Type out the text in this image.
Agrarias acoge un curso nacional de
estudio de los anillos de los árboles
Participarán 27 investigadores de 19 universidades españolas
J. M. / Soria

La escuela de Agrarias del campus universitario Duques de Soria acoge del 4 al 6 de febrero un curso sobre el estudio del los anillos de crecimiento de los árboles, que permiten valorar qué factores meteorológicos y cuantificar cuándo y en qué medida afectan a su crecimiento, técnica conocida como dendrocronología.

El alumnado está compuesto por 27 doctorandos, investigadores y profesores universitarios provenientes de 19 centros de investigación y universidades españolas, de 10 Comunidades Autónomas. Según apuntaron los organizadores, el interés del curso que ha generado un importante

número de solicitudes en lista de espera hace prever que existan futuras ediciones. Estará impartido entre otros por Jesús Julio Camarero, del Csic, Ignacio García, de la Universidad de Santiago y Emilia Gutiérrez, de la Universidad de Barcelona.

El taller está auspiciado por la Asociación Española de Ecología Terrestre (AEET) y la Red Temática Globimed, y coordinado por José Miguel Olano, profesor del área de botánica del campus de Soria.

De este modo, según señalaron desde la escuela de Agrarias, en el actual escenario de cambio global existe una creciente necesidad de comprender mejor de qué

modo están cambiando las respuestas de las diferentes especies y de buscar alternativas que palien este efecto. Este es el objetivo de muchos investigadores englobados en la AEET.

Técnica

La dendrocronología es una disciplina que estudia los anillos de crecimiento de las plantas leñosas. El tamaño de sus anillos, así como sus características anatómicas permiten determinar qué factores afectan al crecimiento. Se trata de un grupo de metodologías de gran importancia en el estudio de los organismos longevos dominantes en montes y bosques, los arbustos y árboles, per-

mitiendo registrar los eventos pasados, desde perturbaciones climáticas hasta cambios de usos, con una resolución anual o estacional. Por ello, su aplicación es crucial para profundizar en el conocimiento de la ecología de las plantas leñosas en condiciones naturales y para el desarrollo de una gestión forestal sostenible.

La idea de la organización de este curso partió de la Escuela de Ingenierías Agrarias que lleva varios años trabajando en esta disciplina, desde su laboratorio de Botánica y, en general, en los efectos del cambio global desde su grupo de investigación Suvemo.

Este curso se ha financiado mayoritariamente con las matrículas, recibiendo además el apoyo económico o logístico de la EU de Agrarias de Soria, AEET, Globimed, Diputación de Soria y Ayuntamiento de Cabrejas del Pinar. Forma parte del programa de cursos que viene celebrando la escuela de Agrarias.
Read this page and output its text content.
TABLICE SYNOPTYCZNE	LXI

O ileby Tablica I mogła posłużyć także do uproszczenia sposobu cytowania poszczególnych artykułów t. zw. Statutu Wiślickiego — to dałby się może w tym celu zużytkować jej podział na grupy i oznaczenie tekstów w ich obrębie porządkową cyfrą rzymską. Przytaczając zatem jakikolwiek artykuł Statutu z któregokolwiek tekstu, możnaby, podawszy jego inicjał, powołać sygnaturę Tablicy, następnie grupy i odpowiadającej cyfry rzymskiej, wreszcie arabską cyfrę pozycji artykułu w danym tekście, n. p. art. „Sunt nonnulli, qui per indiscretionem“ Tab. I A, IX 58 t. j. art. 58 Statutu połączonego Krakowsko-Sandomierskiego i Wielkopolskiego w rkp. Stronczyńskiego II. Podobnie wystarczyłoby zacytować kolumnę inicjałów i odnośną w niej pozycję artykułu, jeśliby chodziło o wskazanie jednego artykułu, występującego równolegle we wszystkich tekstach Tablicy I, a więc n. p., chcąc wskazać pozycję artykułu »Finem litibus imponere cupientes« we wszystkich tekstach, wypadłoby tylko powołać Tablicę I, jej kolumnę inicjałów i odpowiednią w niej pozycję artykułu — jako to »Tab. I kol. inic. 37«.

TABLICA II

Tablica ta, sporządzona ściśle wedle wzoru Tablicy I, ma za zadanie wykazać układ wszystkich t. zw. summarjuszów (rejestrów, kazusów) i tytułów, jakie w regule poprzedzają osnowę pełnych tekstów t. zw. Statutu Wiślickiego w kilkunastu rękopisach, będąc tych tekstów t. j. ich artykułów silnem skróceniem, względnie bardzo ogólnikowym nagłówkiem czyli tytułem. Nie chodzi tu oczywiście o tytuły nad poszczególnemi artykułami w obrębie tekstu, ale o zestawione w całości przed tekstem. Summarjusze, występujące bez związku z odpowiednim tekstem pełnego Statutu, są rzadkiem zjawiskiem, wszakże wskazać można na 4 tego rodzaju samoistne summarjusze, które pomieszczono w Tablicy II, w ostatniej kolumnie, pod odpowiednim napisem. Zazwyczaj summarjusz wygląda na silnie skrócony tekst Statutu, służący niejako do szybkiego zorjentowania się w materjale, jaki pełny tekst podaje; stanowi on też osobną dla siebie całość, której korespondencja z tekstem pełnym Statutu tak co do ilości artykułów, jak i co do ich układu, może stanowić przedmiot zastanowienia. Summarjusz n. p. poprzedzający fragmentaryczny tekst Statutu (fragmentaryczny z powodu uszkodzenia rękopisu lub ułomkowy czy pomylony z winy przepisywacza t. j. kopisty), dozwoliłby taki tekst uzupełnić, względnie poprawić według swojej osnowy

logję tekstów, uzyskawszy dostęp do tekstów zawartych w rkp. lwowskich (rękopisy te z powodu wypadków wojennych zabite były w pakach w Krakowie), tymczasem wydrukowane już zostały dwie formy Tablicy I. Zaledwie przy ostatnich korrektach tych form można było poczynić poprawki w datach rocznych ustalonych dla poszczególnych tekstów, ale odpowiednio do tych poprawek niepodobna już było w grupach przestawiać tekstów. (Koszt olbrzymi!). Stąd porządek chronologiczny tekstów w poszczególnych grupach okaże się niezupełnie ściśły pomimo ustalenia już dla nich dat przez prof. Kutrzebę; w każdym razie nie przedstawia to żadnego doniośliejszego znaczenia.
+ + + + +
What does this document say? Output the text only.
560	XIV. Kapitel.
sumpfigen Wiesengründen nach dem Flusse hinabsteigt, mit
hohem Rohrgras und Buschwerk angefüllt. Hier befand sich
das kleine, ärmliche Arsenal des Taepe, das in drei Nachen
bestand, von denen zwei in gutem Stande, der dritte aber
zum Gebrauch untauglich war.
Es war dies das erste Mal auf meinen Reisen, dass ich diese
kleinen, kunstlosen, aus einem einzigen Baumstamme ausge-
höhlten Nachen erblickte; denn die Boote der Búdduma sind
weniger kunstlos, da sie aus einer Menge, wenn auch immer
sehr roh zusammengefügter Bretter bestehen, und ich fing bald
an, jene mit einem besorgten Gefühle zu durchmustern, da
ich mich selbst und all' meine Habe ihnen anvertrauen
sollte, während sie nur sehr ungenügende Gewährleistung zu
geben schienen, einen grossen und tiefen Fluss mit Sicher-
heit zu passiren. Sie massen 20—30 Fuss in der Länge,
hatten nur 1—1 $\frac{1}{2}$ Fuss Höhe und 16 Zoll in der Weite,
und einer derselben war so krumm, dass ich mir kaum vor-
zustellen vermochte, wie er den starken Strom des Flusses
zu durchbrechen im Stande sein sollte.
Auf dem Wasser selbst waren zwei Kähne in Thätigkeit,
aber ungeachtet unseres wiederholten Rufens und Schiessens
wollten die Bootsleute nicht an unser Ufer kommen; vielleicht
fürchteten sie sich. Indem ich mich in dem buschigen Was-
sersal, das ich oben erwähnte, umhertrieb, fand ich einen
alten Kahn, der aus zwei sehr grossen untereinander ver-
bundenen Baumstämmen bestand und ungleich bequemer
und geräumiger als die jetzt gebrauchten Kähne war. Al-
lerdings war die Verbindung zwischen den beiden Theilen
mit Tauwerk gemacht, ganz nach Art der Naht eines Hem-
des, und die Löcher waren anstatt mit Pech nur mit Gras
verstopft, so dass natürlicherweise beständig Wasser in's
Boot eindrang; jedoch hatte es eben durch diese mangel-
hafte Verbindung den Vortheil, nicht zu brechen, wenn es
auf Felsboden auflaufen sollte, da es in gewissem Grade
+ + + + +
Exercise :: From the data above, copy out every line with the string "árboles" in it.

Solution for this problem ::
estudio de los anillos de los árboles
La escuela de Agrarias del campus universitario Duques de Soria acoge del 4 al 6 de febrero un curso sobre el estudio del los anillos de crecimiento de los árboles, que permiten valorar qué factores meteorológicos y cuantificar cuándo y en qué medida afectan a su crecimiento, técnica conocida como dendrocronología.
La dendrocronología es una disciplina que estudia los anillos de crecimiento de las plantas leñosas. El tamaño de sus anillos, así como sus características anatómicas permiten determinar qué factores afectan al crecimiento. Se trata de un grupo de metodologías de gran importancia en el estudio de los organismos longevos dominantes en montes y bosques, los arbustos y árboles, per-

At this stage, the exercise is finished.